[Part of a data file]
•••••
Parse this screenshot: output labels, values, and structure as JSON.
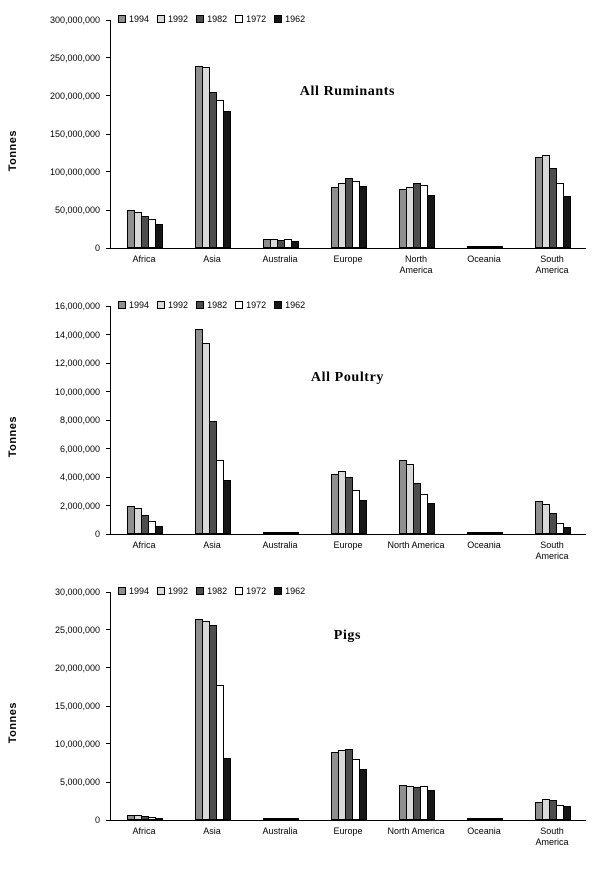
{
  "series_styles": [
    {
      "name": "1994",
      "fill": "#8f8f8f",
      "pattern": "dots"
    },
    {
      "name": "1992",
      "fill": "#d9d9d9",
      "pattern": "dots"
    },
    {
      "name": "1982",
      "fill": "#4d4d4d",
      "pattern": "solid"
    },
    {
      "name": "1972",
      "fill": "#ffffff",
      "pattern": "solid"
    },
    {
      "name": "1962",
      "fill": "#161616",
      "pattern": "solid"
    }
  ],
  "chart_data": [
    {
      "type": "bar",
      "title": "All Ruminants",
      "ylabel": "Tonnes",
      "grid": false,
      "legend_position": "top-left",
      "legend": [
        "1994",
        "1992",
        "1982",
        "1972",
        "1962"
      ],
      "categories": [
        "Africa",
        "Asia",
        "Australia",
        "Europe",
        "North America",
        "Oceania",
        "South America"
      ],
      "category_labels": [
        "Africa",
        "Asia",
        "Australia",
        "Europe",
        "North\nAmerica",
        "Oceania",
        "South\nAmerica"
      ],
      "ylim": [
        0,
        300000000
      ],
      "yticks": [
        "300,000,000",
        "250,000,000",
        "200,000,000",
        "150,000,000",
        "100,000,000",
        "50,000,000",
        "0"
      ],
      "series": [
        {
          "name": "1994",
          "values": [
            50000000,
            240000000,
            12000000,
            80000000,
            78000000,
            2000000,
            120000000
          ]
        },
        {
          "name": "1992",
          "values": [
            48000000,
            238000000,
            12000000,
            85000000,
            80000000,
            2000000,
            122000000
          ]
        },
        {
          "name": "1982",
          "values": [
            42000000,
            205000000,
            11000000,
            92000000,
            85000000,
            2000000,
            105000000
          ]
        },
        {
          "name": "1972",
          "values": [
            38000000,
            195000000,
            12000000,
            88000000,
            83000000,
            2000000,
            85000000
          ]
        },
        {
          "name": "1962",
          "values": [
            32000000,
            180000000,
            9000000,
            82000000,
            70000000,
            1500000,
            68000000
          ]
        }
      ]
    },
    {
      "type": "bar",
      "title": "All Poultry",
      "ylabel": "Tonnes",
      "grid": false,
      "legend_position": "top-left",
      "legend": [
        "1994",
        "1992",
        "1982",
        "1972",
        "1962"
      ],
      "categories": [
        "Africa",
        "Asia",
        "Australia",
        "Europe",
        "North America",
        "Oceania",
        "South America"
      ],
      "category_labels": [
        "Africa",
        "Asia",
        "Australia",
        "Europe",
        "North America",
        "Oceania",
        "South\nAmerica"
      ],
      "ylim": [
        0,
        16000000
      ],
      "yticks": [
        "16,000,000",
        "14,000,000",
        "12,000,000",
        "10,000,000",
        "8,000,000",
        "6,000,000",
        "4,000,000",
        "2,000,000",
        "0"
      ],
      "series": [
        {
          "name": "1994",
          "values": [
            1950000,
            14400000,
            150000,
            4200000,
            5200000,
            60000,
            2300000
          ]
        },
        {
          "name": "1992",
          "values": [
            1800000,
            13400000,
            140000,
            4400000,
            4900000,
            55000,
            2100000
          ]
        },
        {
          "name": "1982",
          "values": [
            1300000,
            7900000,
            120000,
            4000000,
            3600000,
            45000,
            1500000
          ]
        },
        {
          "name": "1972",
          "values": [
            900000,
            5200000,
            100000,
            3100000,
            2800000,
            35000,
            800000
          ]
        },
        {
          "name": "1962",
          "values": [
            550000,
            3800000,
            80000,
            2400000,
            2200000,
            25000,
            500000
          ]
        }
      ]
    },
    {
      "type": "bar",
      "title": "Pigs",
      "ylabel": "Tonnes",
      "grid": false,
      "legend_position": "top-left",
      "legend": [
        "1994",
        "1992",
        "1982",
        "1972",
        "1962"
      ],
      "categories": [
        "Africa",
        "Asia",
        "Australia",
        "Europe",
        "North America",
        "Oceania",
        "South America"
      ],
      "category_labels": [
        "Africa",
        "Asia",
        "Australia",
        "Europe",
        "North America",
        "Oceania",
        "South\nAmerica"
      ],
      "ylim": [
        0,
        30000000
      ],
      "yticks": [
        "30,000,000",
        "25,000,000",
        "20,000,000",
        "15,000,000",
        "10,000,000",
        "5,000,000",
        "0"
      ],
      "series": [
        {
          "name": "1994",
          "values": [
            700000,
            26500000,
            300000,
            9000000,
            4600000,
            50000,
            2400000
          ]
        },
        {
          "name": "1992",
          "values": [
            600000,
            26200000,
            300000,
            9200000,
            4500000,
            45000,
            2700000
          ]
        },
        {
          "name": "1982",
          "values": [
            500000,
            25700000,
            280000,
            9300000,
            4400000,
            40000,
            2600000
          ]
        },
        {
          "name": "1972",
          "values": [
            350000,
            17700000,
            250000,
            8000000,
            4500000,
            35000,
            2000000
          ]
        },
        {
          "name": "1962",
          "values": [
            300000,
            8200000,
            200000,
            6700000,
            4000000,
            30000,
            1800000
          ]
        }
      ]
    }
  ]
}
•••••
- _What the task asks_:
Copy out the whole listing exactly, and don't carry over any pictures.

- _Written answer_:
Parse this screenshot: output labels, values, and structure as JSON.
{
  "series_styles": [
    {
      "name": "1994",
      "fill": "#8f8f8f",
      "pattern": "dots"
    },
    {
      "name": "1992",
      "fill": "#d9d9d9",
      "pattern": "dots"
    },
    {
      "name": "1982",
      "fill": "#4d4d4d",
      "pattern": "solid"
    },
    {
      "name": "1972",
      "fill": "#ffffff",
      "pattern": "solid"
    },
    {
      "name": "1962",
      "fill": "#161616",
      "pattern": "solid"
    }
  ],
  "chart_data": [
    {
      "type": "bar",
      "title": "All Ruminants",
      "ylabel": "Tonnes",
      "grid": false,
      "legend_position": "top-left",
      "legend": [
        "1994",
        "1992",
        "1982",
        "1972",
        "1962"
      ],
      "categories": [
        "Africa",
        "Asia",
        "Australia",
        "Europe",
        "North America",
        "Oceania",
        "South America"
      ],
      "category_labels": [
        "Africa",
        "Asia",
        "Australia",
        "Europe",
        "North\nAmerica",
        "Oceania",
        "South\nAmerica"
      ],
      "ylim": [
        0,
        300000000
      ],
      "yticks": [
        "300,000,000",
        "250,000,000",
        "200,000,000",
        "150,000,000",
        "100,000,000",
        "50,000,000",
        "0"
      ],
      "series": [
        {
          "name": "1994",
          "values": [
            50000000,
            240000000,
            12000000,
            80000000,
            78000000,
            2000000,
            120000000
          ]
        },
        {
          "name": "1992",
          "values": [
            48000000,
            238000000,
            12000000,
            85000000,
            80000000,
            2000000,
            122000000
          ]
        },
        {
          "name": "1982",
          "values": [
            42000000,
            205000000,
            11000000,
            92000000,
            85000000,
            2000000,
            105000000
          ]
        },
        {
          "name": "1972",
          "values": [
            38000000,
            195000000,
            12000000,
            88000000,
            83000000,
            2000000,
            85000000
          ]
        },
        {
          "name": "1962",
          "values": [
            32000000,
            180000000,
            9000000,
            82000000,
            70000000,
            1500000,
            68000000
          ]
        }
      ]
    },
    {
      "type": "bar",
      "title": "All Poultry",
      "ylabel": "Tonnes",
      "grid": false,
      "legend_position": "top-left",
      "legend": [
        "1994",
        "1992",
        "1982",
        "1972",
        "1962"
      ],
      "categories": [
        "Africa",
        "Asia",
        "Australia",
        "Europe",
        "North America",
        "Oceania",
        "South America"
      ],
      "category_labels": [
        "Africa",
        "Asia",
        "Australia",
        "Europe",
        "North America",
        "Oceania",
        "South\nAmerica"
      ],
      "ylim": [
        0,
        16000000
      ],
      "yticks": [
        "16,000,000",
        "14,000,000",
        "12,000,000",
        "10,000,000",
        "8,000,000",
        "6,000,000",
        "4,000,000",
        "2,000,000",
        "0"
      ],
      "series": [
        {
          "name": "1994",
          "values": [
            1950000,
            14400000,
            150000,
            4200000,
            5200000,
            60000,
            2300000
          ]
        },
        {
          "name": "1992",
          "values": [
            1800000,
            13400000,
            140000,
            4400000,
            4900000,
            55000,
            2100000
          ]
        },
        {
          "name": "1982",
          "values": [
            1300000,
            7900000,
            120000,
            4000000,
            3600000,
            45000,
            1500000
          ]
        },
        {
          "name": "1972",
          "values": [
            900000,
            5200000,
            100000,
            3100000,
            2800000,
            35000,
            800000
          ]
        },
        {
          "name": "1962",
          "values": [
            550000,
            3800000,
            80000,
            2400000,
            2200000,
            25000,
            500000
          ]
        }
      ]
    },
    {
      "type": "bar",
      "title": "Pigs",
      "ylabel": "Tonnes",
      "grid": false,
      "legend_position": "top-left",
      "legend": [
        "1994",
        "1992",
        "1982",
        "1972",
        "1962"
      ],
      "categories": [
        "Africa",
        "Asia",
        "Australia",
        "Europe",
        "North America",
        "Oceania",
        "South America"
      ],
      "category_labels": [
        "Africa",
        "Asia",
        "Australia",
        "Europe",
        "North America",
        "Oceania",
        "South\nAmerica"
      ],
      "ylim": [
        0,
        30000000
      ],
      "yticks": [
        "30,000,000",
        "25,000,000",
        "20,000,000",
        "15,000,000",
        "10,000,000",
        "5,000,000",
        "0"
      ],
      "series": [
        {
          "name": "1994",
          "values": [
            700000,
            26500000,
            300000,
            9000000,
            4600000,
            50000,
            2400000
          ]
        },
        {
          "name": "1992",
          "values": [
            600000,
            26200000,
            300000,
            9200000,
            4500000,
            45000,
            2700000
          ]
        },
        {
          "name": "1982",
          "values": [
            500000,
            25700000,
            280000,
            9300000,
            4400000,
            40000,
            2600000
          ]
        },
        {
          "name": "1972",
          "values": [
            350000,
            17700000,
            250000,
            8000000,
            4500000,
            35000,
            2000000
          ]
        },
        {
          "name": "1962",
          "values": [
            300000,
            8200000,
            200000,
            6700000,
            4000000,
            30000,
            1800000
          ]
        }
      ]
    }
  ]
}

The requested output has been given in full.